● **Requirement**
Check every line of the material below for the string "Partito", and return the ones that have it.

(Records from a collection of figures)
:::
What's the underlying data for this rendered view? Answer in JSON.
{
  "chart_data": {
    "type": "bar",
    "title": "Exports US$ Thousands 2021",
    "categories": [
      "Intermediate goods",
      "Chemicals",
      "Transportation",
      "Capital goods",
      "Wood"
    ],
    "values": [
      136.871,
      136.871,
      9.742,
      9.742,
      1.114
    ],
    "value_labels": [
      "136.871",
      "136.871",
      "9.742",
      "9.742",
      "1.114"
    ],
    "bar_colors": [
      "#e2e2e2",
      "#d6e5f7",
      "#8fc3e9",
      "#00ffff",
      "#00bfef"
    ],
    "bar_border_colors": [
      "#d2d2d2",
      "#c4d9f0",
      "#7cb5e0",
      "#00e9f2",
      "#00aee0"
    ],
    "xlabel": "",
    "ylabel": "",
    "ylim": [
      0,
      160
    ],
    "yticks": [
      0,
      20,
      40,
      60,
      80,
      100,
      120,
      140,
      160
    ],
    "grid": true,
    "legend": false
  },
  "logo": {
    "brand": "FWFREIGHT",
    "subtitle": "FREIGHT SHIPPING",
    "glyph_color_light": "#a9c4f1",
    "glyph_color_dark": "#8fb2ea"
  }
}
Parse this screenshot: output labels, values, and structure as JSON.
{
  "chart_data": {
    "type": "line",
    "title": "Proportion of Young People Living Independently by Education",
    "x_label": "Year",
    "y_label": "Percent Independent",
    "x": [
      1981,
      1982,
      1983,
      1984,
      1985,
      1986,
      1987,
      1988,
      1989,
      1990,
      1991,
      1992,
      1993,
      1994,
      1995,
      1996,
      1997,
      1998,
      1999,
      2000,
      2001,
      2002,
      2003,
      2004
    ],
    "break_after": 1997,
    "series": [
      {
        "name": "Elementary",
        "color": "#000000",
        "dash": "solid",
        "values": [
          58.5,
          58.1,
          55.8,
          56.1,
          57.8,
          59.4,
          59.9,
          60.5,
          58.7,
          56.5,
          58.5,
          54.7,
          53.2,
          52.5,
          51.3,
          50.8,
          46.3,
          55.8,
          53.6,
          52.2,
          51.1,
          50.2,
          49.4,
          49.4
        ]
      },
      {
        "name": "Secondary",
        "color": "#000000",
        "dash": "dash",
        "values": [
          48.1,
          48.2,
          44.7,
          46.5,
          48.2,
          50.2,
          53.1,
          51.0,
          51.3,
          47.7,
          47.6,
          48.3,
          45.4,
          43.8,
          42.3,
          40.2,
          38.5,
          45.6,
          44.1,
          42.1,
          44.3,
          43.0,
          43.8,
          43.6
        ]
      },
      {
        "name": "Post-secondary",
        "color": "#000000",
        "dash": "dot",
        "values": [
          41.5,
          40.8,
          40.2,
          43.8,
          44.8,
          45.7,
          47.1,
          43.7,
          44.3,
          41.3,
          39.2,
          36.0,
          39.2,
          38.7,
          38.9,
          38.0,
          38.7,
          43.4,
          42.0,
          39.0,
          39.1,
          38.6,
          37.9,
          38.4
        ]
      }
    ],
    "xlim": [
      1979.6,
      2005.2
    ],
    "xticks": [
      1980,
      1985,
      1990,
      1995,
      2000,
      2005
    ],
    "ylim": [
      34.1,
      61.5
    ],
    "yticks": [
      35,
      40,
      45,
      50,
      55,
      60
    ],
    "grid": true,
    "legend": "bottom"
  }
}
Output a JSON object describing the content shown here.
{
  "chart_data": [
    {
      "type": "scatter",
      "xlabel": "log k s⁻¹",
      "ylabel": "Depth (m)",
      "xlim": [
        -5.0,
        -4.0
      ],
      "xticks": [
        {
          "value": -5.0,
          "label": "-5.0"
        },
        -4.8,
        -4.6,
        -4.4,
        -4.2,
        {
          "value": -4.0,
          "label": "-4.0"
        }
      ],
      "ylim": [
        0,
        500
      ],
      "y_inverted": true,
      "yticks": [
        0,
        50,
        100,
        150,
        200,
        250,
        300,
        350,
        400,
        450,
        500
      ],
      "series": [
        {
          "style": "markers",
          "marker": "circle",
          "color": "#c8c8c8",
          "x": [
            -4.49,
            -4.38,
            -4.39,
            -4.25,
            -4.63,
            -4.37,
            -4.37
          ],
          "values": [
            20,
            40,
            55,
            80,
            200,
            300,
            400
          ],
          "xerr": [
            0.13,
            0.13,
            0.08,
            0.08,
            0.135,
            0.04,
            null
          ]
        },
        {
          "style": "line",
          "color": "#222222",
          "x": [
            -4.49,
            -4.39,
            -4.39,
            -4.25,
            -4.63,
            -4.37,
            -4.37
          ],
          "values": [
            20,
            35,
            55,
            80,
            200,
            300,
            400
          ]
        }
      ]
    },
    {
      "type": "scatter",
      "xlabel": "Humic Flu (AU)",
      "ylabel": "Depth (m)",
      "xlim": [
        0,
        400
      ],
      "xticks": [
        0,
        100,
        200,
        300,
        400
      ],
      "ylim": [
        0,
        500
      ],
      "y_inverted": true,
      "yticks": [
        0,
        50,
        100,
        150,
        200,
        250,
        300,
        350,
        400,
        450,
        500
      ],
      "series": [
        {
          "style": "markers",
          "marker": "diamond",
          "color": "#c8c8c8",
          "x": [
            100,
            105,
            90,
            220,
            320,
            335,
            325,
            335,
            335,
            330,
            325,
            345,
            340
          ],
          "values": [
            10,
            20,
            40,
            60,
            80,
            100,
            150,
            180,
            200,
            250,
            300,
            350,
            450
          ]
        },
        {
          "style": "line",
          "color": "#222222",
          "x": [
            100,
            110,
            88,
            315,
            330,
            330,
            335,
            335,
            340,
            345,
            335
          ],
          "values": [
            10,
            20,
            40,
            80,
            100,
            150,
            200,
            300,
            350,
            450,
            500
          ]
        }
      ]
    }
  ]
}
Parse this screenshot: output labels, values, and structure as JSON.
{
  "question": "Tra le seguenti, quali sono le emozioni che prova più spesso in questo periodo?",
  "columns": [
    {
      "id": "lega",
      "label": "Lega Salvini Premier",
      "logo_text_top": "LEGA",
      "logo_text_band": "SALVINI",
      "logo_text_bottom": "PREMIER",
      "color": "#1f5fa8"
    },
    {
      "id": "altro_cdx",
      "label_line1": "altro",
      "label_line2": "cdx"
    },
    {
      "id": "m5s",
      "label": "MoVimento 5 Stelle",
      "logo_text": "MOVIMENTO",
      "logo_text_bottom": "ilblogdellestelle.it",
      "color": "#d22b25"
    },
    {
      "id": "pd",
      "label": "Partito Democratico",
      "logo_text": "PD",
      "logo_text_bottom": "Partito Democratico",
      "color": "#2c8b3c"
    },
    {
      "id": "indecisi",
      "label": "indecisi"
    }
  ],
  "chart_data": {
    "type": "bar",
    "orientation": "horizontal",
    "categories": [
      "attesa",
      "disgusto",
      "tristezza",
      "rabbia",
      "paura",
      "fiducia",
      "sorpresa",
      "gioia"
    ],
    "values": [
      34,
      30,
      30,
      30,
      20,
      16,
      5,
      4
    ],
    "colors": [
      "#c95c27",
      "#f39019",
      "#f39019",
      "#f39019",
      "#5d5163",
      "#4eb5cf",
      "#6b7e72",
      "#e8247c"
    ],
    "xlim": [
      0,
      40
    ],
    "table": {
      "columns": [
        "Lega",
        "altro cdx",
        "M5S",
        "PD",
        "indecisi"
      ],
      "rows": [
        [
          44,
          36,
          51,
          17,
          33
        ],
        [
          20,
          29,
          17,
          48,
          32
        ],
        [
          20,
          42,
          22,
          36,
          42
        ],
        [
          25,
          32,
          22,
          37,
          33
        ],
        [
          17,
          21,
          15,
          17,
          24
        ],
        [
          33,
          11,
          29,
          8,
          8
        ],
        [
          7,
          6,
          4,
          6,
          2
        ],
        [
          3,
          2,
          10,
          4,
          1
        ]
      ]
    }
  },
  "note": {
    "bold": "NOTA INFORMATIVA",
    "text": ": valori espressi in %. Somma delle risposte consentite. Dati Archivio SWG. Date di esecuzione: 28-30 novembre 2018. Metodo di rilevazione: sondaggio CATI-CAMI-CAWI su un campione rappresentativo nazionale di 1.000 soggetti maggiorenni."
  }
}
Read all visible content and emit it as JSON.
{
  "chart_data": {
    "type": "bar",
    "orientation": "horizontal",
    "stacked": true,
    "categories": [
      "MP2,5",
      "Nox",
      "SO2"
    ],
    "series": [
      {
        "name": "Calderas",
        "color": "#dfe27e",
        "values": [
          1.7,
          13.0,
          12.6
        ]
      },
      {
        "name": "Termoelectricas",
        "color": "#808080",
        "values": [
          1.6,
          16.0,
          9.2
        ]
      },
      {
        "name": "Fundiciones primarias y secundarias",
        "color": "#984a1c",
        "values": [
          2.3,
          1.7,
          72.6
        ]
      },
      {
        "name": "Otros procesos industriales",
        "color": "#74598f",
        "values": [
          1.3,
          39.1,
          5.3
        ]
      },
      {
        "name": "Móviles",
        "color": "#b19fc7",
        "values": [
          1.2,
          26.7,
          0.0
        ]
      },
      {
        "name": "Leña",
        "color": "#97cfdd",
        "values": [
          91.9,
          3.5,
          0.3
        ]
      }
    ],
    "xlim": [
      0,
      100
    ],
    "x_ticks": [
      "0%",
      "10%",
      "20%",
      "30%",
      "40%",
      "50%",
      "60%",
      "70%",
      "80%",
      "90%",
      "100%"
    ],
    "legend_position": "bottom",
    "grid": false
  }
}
:::
● **Exercise solution**
      "label": "Partito Democratico",
      "logo_text_bottom": "Partito Democratico",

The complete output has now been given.